• Records from a data source
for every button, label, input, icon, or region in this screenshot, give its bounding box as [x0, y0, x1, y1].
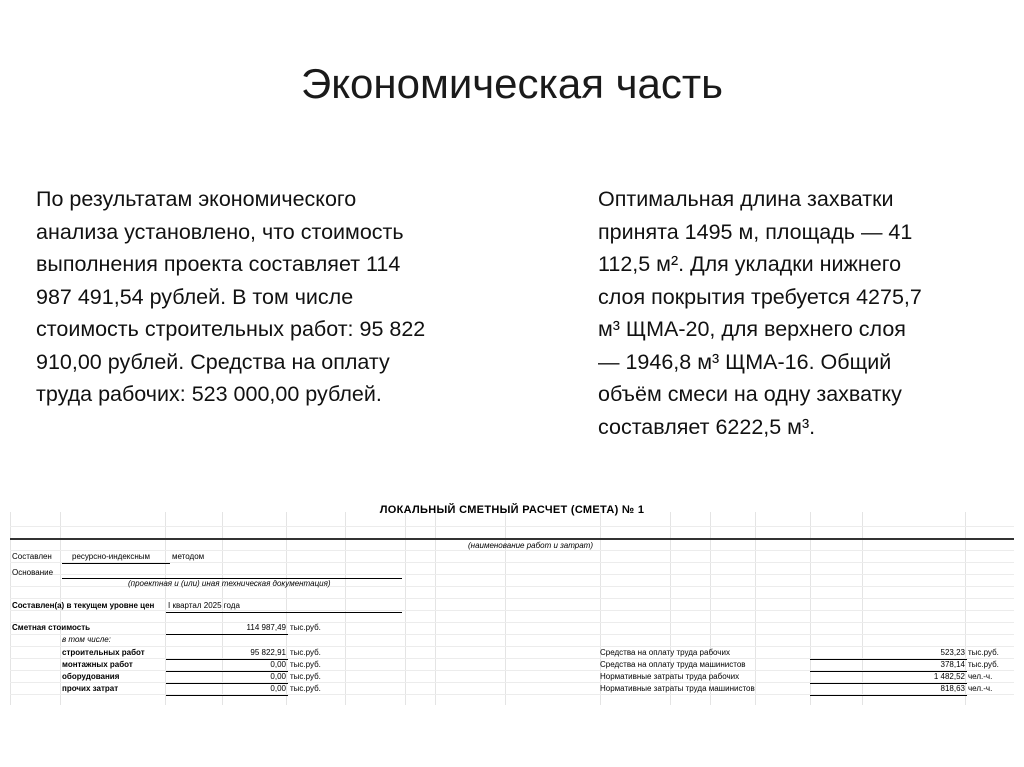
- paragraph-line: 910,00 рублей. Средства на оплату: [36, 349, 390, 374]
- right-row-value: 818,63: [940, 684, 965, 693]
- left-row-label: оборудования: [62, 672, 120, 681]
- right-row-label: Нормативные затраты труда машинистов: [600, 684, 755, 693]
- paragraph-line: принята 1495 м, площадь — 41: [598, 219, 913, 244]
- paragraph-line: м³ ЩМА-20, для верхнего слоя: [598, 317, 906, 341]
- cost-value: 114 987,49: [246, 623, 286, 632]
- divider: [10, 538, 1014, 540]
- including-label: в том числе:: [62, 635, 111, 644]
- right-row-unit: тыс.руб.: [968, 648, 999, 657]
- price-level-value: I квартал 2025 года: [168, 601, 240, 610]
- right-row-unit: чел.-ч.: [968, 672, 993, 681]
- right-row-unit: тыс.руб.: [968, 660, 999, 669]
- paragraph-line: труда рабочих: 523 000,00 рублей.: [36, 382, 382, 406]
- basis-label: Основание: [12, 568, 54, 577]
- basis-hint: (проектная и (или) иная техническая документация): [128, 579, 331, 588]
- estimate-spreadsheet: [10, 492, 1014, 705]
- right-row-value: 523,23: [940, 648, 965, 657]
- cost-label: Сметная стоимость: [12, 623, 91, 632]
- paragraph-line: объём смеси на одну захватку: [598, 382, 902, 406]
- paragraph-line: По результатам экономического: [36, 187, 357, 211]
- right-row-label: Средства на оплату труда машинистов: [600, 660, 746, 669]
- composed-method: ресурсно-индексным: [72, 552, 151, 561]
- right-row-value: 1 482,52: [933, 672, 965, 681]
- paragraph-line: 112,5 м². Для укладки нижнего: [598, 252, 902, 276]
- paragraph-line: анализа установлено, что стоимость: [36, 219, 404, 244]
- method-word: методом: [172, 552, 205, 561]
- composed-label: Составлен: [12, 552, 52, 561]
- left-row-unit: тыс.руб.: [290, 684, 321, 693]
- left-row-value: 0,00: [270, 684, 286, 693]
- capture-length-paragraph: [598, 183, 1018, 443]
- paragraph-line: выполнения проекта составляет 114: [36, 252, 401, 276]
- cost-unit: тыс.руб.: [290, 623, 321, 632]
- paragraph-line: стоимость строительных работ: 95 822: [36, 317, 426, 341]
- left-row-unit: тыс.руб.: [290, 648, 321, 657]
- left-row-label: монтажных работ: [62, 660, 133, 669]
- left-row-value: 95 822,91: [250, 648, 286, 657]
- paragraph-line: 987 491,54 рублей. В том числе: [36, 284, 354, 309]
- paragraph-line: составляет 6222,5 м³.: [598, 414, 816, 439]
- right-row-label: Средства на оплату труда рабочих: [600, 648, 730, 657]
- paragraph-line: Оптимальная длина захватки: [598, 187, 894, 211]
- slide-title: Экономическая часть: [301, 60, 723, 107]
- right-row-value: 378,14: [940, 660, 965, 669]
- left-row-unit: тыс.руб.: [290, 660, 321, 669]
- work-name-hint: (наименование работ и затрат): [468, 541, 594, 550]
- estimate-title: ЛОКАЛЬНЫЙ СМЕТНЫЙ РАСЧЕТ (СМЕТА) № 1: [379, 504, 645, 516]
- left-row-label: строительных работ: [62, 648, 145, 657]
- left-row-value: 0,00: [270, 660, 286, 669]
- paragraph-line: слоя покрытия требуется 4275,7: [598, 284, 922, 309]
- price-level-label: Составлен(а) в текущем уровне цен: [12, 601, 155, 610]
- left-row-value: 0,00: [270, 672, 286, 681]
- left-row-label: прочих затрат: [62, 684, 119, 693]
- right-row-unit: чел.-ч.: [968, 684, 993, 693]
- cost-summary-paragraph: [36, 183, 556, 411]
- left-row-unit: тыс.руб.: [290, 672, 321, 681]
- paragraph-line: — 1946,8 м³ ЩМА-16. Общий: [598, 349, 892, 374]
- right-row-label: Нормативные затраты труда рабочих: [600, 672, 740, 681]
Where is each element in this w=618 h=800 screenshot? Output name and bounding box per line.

==

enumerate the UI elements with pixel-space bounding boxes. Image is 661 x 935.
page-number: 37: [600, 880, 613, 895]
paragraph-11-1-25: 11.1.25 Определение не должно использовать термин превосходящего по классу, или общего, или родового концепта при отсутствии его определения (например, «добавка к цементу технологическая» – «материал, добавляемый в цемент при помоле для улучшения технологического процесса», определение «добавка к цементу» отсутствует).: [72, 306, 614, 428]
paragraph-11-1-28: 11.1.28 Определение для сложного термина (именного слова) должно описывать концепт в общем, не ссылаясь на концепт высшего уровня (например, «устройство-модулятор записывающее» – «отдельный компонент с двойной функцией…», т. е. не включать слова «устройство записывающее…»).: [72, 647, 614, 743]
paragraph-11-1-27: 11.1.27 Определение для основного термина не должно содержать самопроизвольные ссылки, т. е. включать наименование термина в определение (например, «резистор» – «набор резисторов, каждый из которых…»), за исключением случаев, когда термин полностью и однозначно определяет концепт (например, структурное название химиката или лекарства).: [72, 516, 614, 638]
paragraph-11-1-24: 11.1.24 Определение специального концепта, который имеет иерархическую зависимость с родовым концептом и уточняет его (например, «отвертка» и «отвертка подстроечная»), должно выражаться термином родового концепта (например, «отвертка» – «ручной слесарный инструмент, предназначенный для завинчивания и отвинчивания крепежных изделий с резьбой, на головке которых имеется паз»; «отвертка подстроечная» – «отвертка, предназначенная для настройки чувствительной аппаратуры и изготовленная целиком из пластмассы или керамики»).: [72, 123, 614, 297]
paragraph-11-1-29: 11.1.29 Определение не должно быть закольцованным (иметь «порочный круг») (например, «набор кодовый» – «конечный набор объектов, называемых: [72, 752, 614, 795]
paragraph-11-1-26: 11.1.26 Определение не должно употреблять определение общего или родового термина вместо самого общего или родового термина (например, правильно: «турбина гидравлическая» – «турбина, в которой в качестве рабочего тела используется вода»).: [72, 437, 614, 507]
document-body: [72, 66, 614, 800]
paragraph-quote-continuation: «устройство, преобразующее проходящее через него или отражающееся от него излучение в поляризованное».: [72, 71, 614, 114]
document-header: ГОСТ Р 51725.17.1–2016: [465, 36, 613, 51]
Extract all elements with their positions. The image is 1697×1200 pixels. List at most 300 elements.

• Exercise goal
Substitute "page-label" for "page-number" in the stretch from the line containing "enumerate the UI" through the line containing "paragraph-11-1-24: 11.1.24 Определение", and give back only those lines with everything else unchanged.

• The result
enumerate the UI elements with pixel-space bounding boxes. Image is 661 x 935.
page-label: 37: [600, 880, 613, 895]
paragraph-11-1-25: 11.1.25 Определение не должно использовать термин превосходящего по классу, или общего, или родового концепта при отсутствии его определения (например, «добавка к цементу технологическая» – «материал, добавляемый в цемент при помоле для улучшения технологического процесса», определение «добавка к цементу» отсутствует).: [72, 306, 614, 428]
paragraph-11-1-28: 11.1.28 Определение для сложного термина (именного слова) должно описывать концепт в общем, не ссылаясь на концепт высшего уровня (например, «устройство-модулятор записывающее» – «отдельный компонент с двойной функцией…», т. е. не включать слова «устройство записывающее…»).: [72, 647, 614, 743]
paragraph-11-1-27: 11.1.27 Определение для основного термина не должно содержать самопроизвольные ссылки, т. е. включать наименование термина в определение (например, «резистор» – «набор резисторов, каждый из которых…»), за исключением случаев, когда термин полностью и однозначно определяет концепт (например, структурное название химиката или лекарства).: [72, 516, 614, 638]
paragraph-11-1-24: 11.1.24 Определение специального концепта, который имеет иерархическую зависимость с родовым концептом и уточняет его (например, «отвертка» и «отвертка подстроечная»), должно выражаться термином родового концепта (например, «отвертка» – «ручной слесарный инструмент, предназначенный для завинчивания и отвинчивания крепежных изделий с резьбой, на головке которых имеется паз»; «отвертка подстроечная» – «отвертка, предназначенная для настройки чувствительной аппаратуры и изготовленная целиком из пластмассы или керамики»).: [72, 123, 614, 297]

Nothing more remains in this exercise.